→ Dataset records:
= = = = = = =

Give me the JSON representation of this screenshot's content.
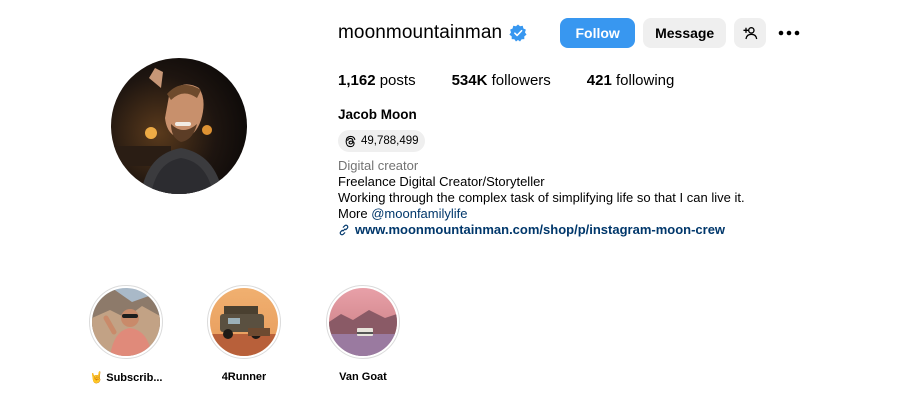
{
  "profile": {
    "username": "moonmountainman",
    "verified_icon": "verified-badge-icon",
    "follow_label": "Follow",
    "message_label": "Message",
    "more_icon": "more-options-icon",
    "add_user_icon": "suggest-user-icon",
    "full_name": "Jacob Moon",
    "threads_count": "49,788,499",
    "threads_icon": "threads-icon",
    "category": "Digital creator",
    "bio_line1": "Freelance Digital Creator/Storyteller",
    "bio_line2": "Working through the complex task of simplifying life so that I can live it.",
    "bio_line3_prefix": "More ",
    "bio_mention": "@moonfamilylife",
    "link_icon": "link-icon",
    "website": "www.moonmountainman.com/shop/p/instagram-moon-crew"
  },
  "stats": {
    "posts_count": "1,162",
    "posts_label": " posts",
    "followers_count": "534K",
    "followers_label": " followers",
    "following_count": "421",
    "following_label": " following"
  },
  "highlights": [
    {
      "label": "🤘 Subscrib..."
    },
    {
      "label": "4Runner"
    },
    {
      "label": "Van Goat"
    }
  ],
  "colors": {
    "accent": "#3897f0",
    "verified": "#3797f0",
    "link": "#00376b",
    "muted": "#737373",
    "button_gray": "#efefef"
  }
}
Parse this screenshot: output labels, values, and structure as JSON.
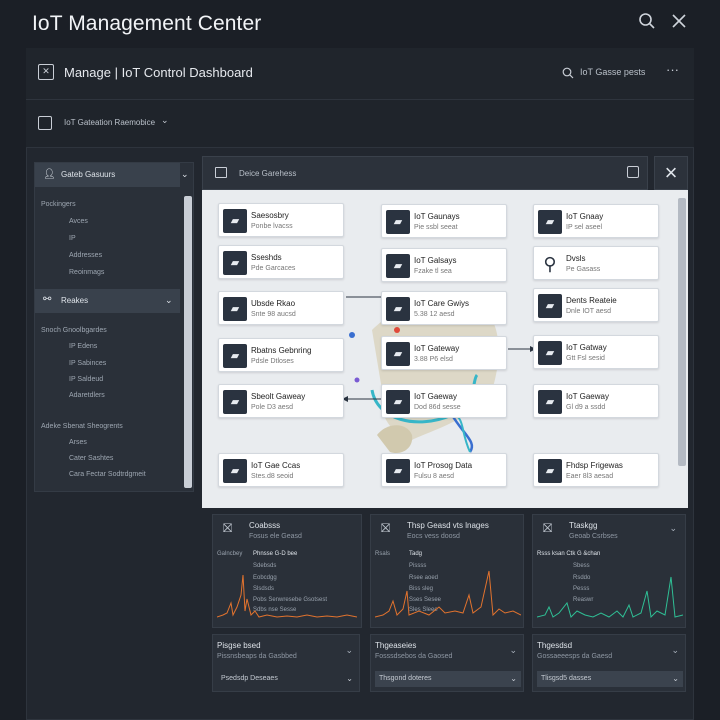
{
  "app": {
    "title": "IoT Management Center"
  },
  "toolbar": {
    "dashboard_title": "Manage | IoT Control Dashboard",
    "search_text": "IoT Gasse pests",
    "more_label": "···"
  },
  "subbar": {
    "label": "IoT Gateation Raemobice"
  },
  "sidebar": {
    "section1": {
      "title": "Gateb Gasuurs",
      "group_label": "Pockingers",
      "items": [
        "Avces",
        "IP",
        "Addresses",
        "Reoinmags"
      ]
    },
    "section2": {
      "title": "Reakes",
      "group_label": "Snoch Gnoolbgardes",
      "items": [
        "IP Edens",
        "IP Sabinces",
        "IP Saldeud",
        "Adaretdlers"
      ]
    },
    "section3": {
      "group_label": "Adeke Sbenat Sheogrents",
      "items": [
        "Arses",
        "Cater Sashtes",
        "Cara Fectar Sodtrdgmeit"
      ]
    }
  },
  "device_panel": {
    "title": "Deice Garehess",
    "close_icon": "×"
  },
  "cards": [
    {
      "title": "Saesosbry",
      "sub": "Ponbe lvacss"
    },
    {
      "title": "IoT Gaunays",
      "sub": "Pie ssbl seeat"
    },
    {
      "title": "IoT Gnaay",
      "sub": "IP sel aseel"
    },
    {
      "title": "Sseshds",
      "sub": "Pde Garcaces"
    },
    {
      "title": "IoT Galsays",
      "sub": "Fzake tl sea"
    },
    {
      "title": "Dvsls",
      "sub": "Pe Gasass"
    },
    {
      "title": "Ubsde Rkao",
      "sub": "Snte 98 aucsd"
    },
    {
      "title": "IoT Care Gwiys",
      "sub": "5.38 12 aesd"
    },
    {
      "title": "Dents Reateie",
      "sub": "Dnle IOT aesd"
    },
    {
      "title": "Rbatns Gebnring",
      "sub": "Pdsle Dtloses"
    },
    {
      "title": "IoT Gateway",
      "sub": "3.88 P6 elsd"
    },
    {
      "title": "IoT Gatway",
      "sub": "Gtt Fsl sesid"
    },
    {
      "title": "Sbeolt Gaweay",
      "sub": "Pole D3 aesd"
    },
    {
      "title": "IoT Gaeway",
      "sub": "Dod 86d sesse"
    },
    {
      "title": "IoT Gaeway",
      "sub": "Gl d9 a ssdd"
    },
    {
      "title": "IoT Gae Ccas",
      "sub": "Stes.d8 seoid"
    },
    {
      "title": "IoT Prosog Data",
      "sub": "Fulsu 8 aesd"
    },
    {
      "title": "Fhdsp Frigewas",
      "sub": "Eaer 8l3 aesad"
    }
  ],
  "widgets": [
    {
      "title": "Coabsss",
      "sub": "Fosus ele Geasd",
      "legend_title": "Phnsse G-D bee",
      "left_label": "Galncbey",
      "lines": [
        "Sdebsds",
        "Eobcdgg",
        "Slsdsds",
        "Pobs Senwresebe Gsotsest",
        "Sdbs nse Sesse"
      ],
      "bar_color": "#e2732e"
    },
    {
      "title": "Thsp Geasd vts lnages",
      "sub": "Eocs vess doosd",
      "legend_title": "Tadg",
      "left_label": "Rsals",
      "lines": [
        "Pissss",
        "Rsee aoed",
        "Biss sleg",
        "Sses Sesee",
        "Sles Sleee"
      ],
      "bar_color": "#e2732e"
    },
    {
      "title": "Ttaskgg",
      "sub": "Geoab Csrbses",
      "legend_title": "Rsss ksan Ctk G &chan",
      "left_label": "",
      "lines": [
        "Sbess",
        "Rsddo",
        "Pesss",
        "Reaswr"
      ],
      "bar_color": "#2fbf95"
    }
  ],
  "bottom_panels": [
    {
      "title": "Pisgse bsed",
      "sub": "Pissnsbeaps da Gasbbed",
      "box": "Psedsdp Deseaes"
    },
    {
      "title": "Thgeaseies",
      "sub": "Fosssdsebos da Gaosed",
      "box": "Thsgond doteres"
    },
    {
      "title": "Thgesdsd",
      "sub": "Gossaeeesps da Gaesd",
      "box": "Tlisgsd5 dasses"
    }
  ]
}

= = = = = = =

→ Given request:
Check the data for the word "moonmountainman" and pull out the lines that have it.

→ Result for this task:
    "username": "moonmountainman",
    "website": "www.moonmountainman.com/shop/p/instagram-moon-crew"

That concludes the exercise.